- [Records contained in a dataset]
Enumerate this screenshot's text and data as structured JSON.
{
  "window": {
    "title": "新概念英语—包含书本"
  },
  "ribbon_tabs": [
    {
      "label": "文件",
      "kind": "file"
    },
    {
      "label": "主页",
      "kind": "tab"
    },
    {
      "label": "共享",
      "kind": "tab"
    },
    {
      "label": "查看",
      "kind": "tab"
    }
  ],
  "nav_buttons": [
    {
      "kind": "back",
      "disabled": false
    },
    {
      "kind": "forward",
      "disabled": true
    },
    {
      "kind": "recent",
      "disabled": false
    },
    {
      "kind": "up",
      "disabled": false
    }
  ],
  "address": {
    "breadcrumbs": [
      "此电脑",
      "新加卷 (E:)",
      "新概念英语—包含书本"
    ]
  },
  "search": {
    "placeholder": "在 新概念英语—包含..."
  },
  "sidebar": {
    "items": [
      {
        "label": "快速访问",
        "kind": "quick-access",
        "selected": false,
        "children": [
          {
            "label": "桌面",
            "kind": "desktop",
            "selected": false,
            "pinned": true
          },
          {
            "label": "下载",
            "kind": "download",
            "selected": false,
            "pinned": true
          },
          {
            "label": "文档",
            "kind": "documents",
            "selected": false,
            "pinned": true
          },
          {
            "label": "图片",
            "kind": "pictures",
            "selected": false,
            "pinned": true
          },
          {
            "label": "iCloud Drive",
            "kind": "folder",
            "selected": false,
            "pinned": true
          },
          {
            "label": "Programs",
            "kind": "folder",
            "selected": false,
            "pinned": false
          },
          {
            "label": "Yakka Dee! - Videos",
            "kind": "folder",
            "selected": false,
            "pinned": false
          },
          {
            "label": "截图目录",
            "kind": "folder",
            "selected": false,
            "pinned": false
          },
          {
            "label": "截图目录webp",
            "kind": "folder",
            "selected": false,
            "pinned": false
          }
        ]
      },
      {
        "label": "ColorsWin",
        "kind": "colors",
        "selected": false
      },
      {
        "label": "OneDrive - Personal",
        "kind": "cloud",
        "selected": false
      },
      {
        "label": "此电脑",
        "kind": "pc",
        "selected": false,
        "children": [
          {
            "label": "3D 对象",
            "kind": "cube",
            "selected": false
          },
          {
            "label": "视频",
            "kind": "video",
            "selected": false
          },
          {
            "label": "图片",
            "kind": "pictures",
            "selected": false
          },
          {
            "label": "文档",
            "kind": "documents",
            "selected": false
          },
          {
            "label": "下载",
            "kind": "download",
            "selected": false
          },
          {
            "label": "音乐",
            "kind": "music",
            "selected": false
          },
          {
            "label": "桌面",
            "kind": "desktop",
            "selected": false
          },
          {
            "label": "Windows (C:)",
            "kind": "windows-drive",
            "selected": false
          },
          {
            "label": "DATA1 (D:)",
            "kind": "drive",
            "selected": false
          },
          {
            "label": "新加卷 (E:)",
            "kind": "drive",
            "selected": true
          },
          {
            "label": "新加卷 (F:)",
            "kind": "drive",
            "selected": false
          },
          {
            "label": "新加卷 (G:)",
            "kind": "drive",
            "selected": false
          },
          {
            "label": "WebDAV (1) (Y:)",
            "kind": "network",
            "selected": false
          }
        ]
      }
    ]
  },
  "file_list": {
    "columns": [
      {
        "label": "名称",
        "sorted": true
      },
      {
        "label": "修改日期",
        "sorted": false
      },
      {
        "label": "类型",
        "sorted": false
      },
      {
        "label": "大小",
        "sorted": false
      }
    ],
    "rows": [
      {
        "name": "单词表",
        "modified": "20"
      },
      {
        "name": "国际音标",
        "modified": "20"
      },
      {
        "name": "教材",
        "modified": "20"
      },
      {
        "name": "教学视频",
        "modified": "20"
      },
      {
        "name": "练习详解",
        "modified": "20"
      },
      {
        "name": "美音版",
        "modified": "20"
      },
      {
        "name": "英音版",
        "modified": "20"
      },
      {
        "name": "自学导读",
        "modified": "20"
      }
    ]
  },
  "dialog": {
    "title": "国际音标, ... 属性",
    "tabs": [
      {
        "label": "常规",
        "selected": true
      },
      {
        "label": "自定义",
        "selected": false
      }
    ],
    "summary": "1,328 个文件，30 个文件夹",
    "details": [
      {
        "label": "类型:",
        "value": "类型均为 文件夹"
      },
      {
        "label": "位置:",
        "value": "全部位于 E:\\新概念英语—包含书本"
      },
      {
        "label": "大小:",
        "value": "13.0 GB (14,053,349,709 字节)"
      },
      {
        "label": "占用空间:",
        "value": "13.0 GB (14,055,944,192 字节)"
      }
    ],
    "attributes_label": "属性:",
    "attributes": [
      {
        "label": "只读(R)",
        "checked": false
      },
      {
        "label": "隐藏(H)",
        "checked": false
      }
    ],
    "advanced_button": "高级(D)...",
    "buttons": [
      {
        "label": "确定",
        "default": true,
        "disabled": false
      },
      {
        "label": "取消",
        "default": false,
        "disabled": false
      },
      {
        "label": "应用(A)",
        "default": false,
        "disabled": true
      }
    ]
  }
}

- [Exercise instructions] Recopy the entries above exactly, with every line included.

- [Response to this task]
Enumerate this screenshot's text and data as structured JSON.
{
  "window": {
    "title": "新概念英语—包含书本"
  },
  "ribbon_tabs": [
    {
      "label": "文件",
      "kind": "file"
    },
    {
      "label": "主页",
      "kind": "tab"
    },
    {
      "label": "共享",
      "kind": "tab"
    },
    {
      "label": "查看",
      "kind": "tab"
    }
  ],
  "nav_buttons": [
    {
      "kind": "back",
      "disabled": false
    },
    {
      "kind": "forward",
      "disabled": true
    },
    {
      "kind": "recent",
      "disabled": false
    },
    {
      "kind": "up",
      "disabled": false
    }
  ],
  "address": {
    "breadcrumbs": [
      "此电脑",
      "新加卷 (E:)",
      "新概念英语—包含书本"
    ]
  },
  "search": {
    "placeholder": "在 新概念英语—包含..."
  },
  "sidebar": {
    "items": [
      {
        "label": "快速访问",
        "kind": "quick-access",
        "selected": false,
        "children": [
          {
            "label": "桌面",
            "kind": "desktop",
            "selected": false,
            "pinned": true
          },
          {
            "label": "下载",
            "kind": "download",
            "selected": false,
            "pinned": true
          },
          {
            "label": "文档",
            "kind": "documents",
            "selected": false,
            "pinned": true
          },
          {
            "label": "图片",
            "kind": "pictures",
            "selected": false,
            "pinned": true
          },
          {
            "label": "iCloud Drive",
            "kind": "folder",
            "selected": false,
            "pinned": true
          },
          {
            "label": "Programs",
            "kind": "folder",
            "selected": false,
            "pinned": false
          },
          {
            "label": "Yakka Dee! - Videos",
            "kind": "folder",
            "selected": false,
            "pinned": false
          },
          {
            "label": "截图目录",
            "kind": "folder",
            "selected": false,
            "pinned": false
          },
          {
            "label": "截图目录webp",
            "kind": "folder",
            "selected": false,
            "pinned": false
          }
        ]
      },
      {
        "label": "ColorsWin",
        "kind": "colors",
        "selected": false
      },
      {
        "label": "OneDrive - Personal",
        "kind": "cloud",
        "selected": false
      },
      {
        "label": "此电脑",
        "kind": "pc",
        "selected": false,
        "children": [
          {
            "label": "3D 对象",
            "kind": "cube",
            "selected": false
          },
          {
            "label": "视频",
            "kind": "video",
            "selected": false
          },
          {
            "label": "图片",
            "kind": "pictures",
            "selected": false
          },
          {
            "label": "文档",
            "kind": "documents",
            "selected": false
          },
          {
            "label": "下载",
            "kind": "download",
            "selected": false
          },
          {
            "label": "音乐",
            "kind": "music",
            "selected": false
          },
          {
            "label": "桌面",
            "kind": "desktop",
            "selected": false
          },
          {
            "label": "Windows (C:)",
            "kind": "windows-drive",
            "selected": false
          },
          {
            "label": "DATA1 (D:)",
            "kind": "drive",
            "selected": false
          },
          {
            "label": "新加卷 (E:)",
            "kind": "drive",
            "selected": true
          },
          {
            "label": "新加卷 (F:)",
            "kind": "drive",
            "selected": false
          },
          {
            "label": "新加卷 (G:)",
            "kind": "drive",
            "selected": false
          },
          {
            "label": "WebDAV (1) (Y:)",
            "kind": "network",
            "selected": false
          }
        ]
      }
    ]
  },
  "file_list": {
    "columns": [
      {
        "label": "名称",
        "sorted": true
      },
      {
        "label": "修改日期",
        "sorted": false
      },
      {
        "label": "类型",
        "sorted": false
      },
      {
        "label": "大小",
        "sorted": false
      }
    ],
    "rows": [
      {
        "name": "单词表",
        "modified": "20"
      },
      {
        "name": "国际音标",
        "modified": "20"
      },
      {
        "name": "教材",
        "modified": "20"
      },
      {
        "name": "教学视频",
        "modified": "20"
      },
      {
        "name": "练习详解",
        "modified": "20"
      },
      {
        "name": "美音版",
        "modified": "20"
      },
      {
        "name": "英音版",
        "modified": "20"
      },
      {
        "name": "自学导读",
        "modified": "20"
      }
    ]
  },
  "dialog": {
    "title": "国际音标, ... 属性",
    "tabs": [
      {
        "label": "常规",
        "selected": true
      },
      {
        "label": "自定义",
        "selected": false
      }
    ],
    "summary": "1,328 个文件，30 个文件夹",
    "details": [
      {
        "label": "类型:",
        "value": "类型均为 文件夹"
      },
      {
        "label": "位置:",
        "value": "全部位于 E:\\新概念英语—包含书本"
      },
      {
        "label": "大小:",
        "value": "13.0 GB (14,053,349,709 字节)"
      },
      {
        "label": "占用空间:",
        "value": "13.0 GB (14,055,944,192 字节)"
      }
    ],
    "attributes_label": "属性:",
    "attributes": [
      {
        "label": "只读(R)",
        "checked": false
      },
      {
        "label": "隐藏(H)",
        "checked": false
      }
    ],
    "advanced_button": "高级(D)...",
    "buttons": [
      {
        "label": "确定",
        "default": true,
        "disabled": false
      },
      {
        "label": "取消",
        "default": false,
        "disabled": false
      },
      {
        "label": "应用(A)",
        "default": false,
        "disabled": true
      }
    ]
  }
}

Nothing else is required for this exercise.